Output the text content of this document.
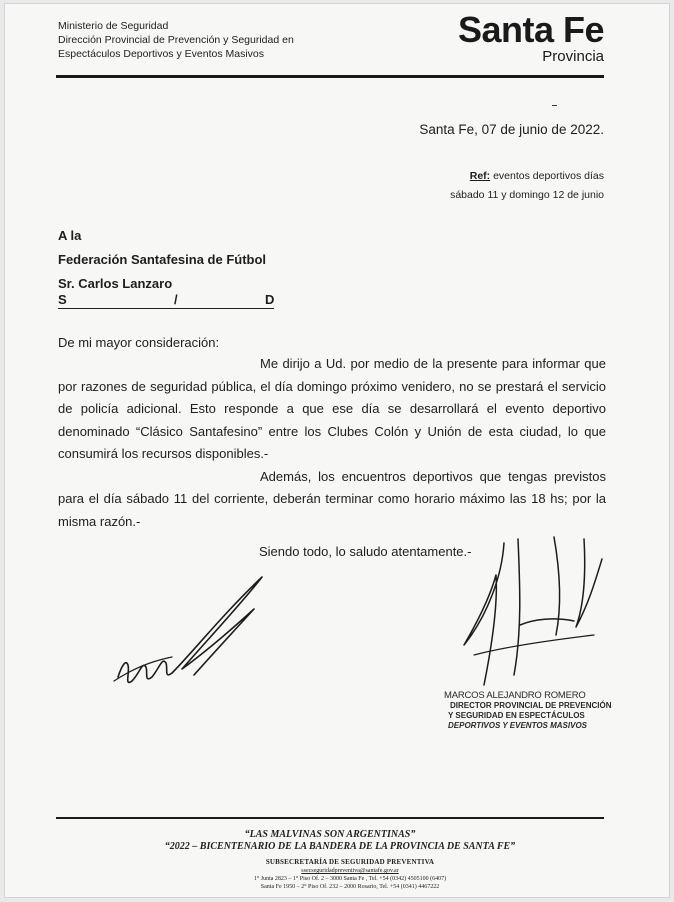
Ministerio de Seguridad
Dirección Provincial de Prevención y Seguridad en
Espectáculos Deportivos y Eventos Masivos
Santa Fe
Provincia
Santa Fe, 07 de junio de 2022.
Ref: eventos deportivos días
sábado 11 y domingo 12 de junio
A la
Federación Santafesina de Fútbol
Sr. Carlos Lanzaro
S	/	D
De mi mayor consideración:

Me dirijo a Ud. por medio de la presente para informar que por razones de seguridad pública, el día domingo próximo venidero, no se prestará el servicio de policía adicional. Esto responde a que ese día se desarrollará el evento deportivo denominado “Clásico Santafesino” entre los Clubes Colón y Unión de esta ciudad, lo que consumirá los recursos disponibles.-

Además, los encuentros deportivos que tengas previstos para el día sábado 11 del corriente, deberán terminar como horario máximo las 18 hs; por la misma razón.-

Siendo todo, lo saludo atentamente.-
MARCOS ALEJANDRO ROMERO
DIRECTOR PROVINCIAL DE PREVENCIÓN
Y SEGURIDAD EN ESPECTÁCULOS
DEPORTIVOS Y EVENTOS MASIVOS
“LAS MALVINAS SON ARGENTINAS”
“2022 – BICENTENARIO DE LA BANDERA DE LA PROVINCIA DE SANTA FE”
SUBSECRETARÍA DE SEGURIDAD PREVENTIVA
ssecseguridadpreventiva@santafe.gov.ar
1° Junta 2823 – 1° Piso Of. 2 – 3000 Santa Fe , Tel. +54 (0342) 4505100 (6407)
Santa Fe 1950 – 2° Piso Of. 232 – 2000 Rosario, Tel. +54 (0341) 4467222
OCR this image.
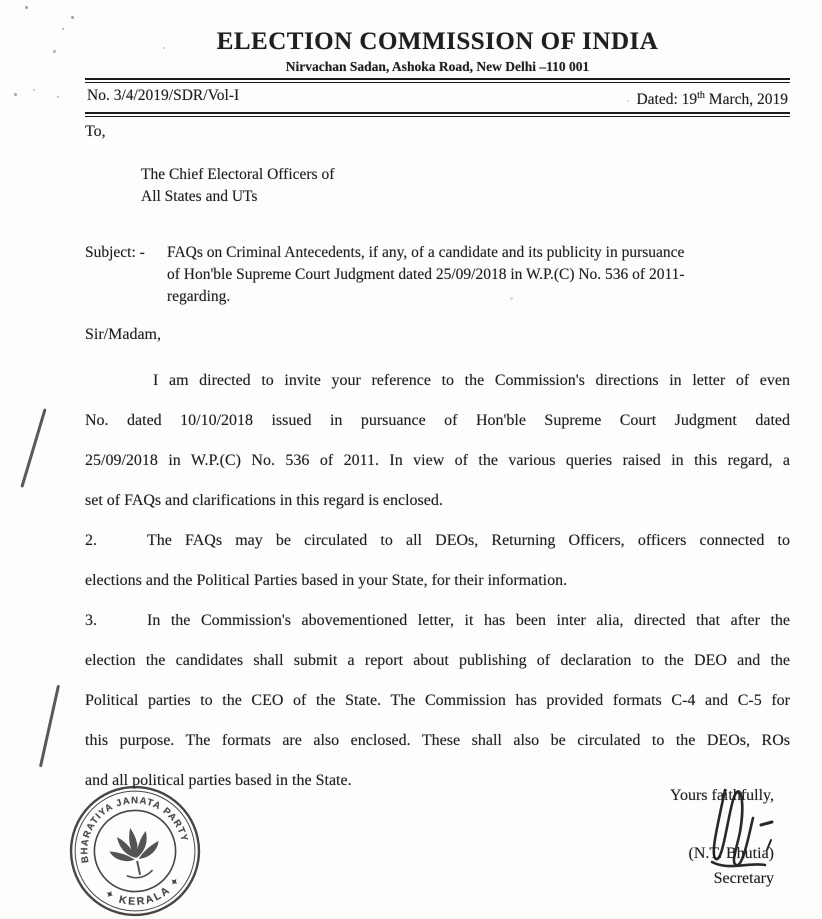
ELECTION COMMISSION OF INDIA
Nirvachan Sadan, Ashoka Road, New Delhi –110 001
No. 3/4/2019/SDR/Vol-I	Dated: 19th March, 2019
To,
The Chief Electoral Officers of
All States and UTs
Subject: -	FAQs on Criminal Antecedents, if any, of a candidate and its publicity in pursuance
of Hon'ble Supreme Court Judgment dated 25/09/2018 in W.P.(C) No. 536 of 2011-
regarding.
Sir/Madam,
I am directed to invite your reference to the Commission's directions in letter of even
No. dated 10/10/2018 issued in pursuance of Hon'ble Supreme Court Judgment dated
25/09/2018 in W.P.(C) No. 536 of 2011. In view of the various queries raised in this regard, a
set of FAQs and clarifications in this regard is enclosed.
2.	The FAQs may be circulated to all DEOs, Returning Officers, officers connected to
elections and the Political Parties based in your State, for their information.
3.	In the Commission's abovementioned letter, it has been inter alia, directed that after the
election the candidates shall submit a report about publishing of declaration to the DEO and the
Political parties to the CEO of the State. The Commission has provided formats C-4 and C-5 for
this purpose. The formats are also enclosed. These shall also be circulated to the DEOs, ROs
and all political parties based in the State.
Yours faithfully,
(N.T. Bhutia)
Secretary
BHARATIYA JANATA PARTY
✦ KERALA ✦
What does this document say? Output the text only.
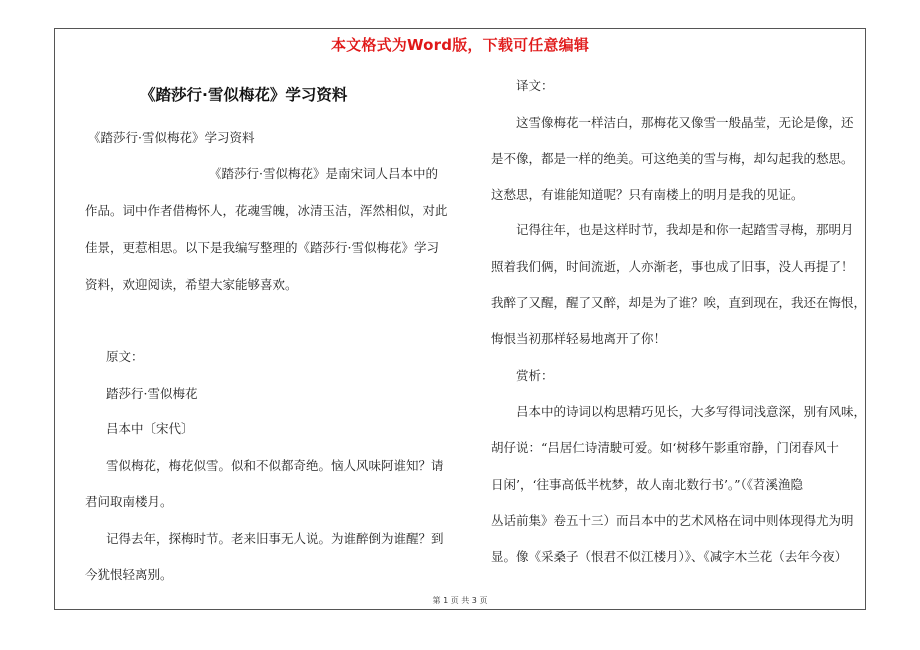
本文格式为Word版，下载可任意编辑
《踏莎行·雪似梅花》学习资料
《踏莎行·雪似梅花》学习资料
《踏莎行·雪似梅花》是南宋词人吕本中的
作品。词中作者借梅怀人，花魂雪魄，冰清玉洁，浑然相似，对此
佳景，更惹相思。以下是我编写整理的《踏莎行·雪似梅花》学习
资料，欢迎阅读，希望大家能够喜欢。
原文：
踏莎行·雪似梅花
吕本中〔宋代〕
雪似梅花，梅花似雪。似和不似都奇绝。恼人风味阿谁知？请
君问取南楼月。
记得去年，探梅时节。老来旧事无人说。为谁醉倒为谁醒？到
今犹恨轻离别。
译文：
这雪像梅花一样洁白，那梅花又像雪一般晶莹，无论是像，还
是不像，都是一样的绝美。可这绝美的雪与梅，却勾起我的愁思。
这愁思，有谁能知道呢？只有南楼上的明月是我的见证。
记得往年，也是这样时节，我却是和你一起踏雪寻梅，那明月
照着我们俩，时间流逝，人亦渐老，事也成了旧事，没人再提了！
我醉了又醒，醒了又醉，却是为了谁？唉，直到现在，我还在悔恨，
悔恨当初那样轻易地离开了你！
赏析：
吕本中的诗词以构思精巧见长，大多写得词浅意深，别有风味，
胡仔说：“吕居仁诗清駛可爱。如‘树移午影重帘静，门闭春风十
日闲’，‘往事高低半枕梦，故人南北数行书’。”（《苕溪渔隐
丛话前集》卷五十三）而吕本中的艺术风格在词中则体现得尤为明
显。像《采桑子（恨君不似江楼月）》、《减字木兰花（去年今夜）
第 1 页 共 3 页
☆ ☆ ☆
## Goal
Pull out all lines of the data with the string "雪似梅花".

## Exercise output
《踏莎行·雪似梅花》学习资料
《踏莎行·雪似梅花》学习资料
《踏莎行·雪似梅花》是南宋词人吕本中的
佳景，更惹相思。以下是我编写整理的《踏莎行·雪似梅花》学习
踏莎行·雪似梅花
雪似梅花，梅花似雪。似和不似都奇绝。恼人风味阿谁知？请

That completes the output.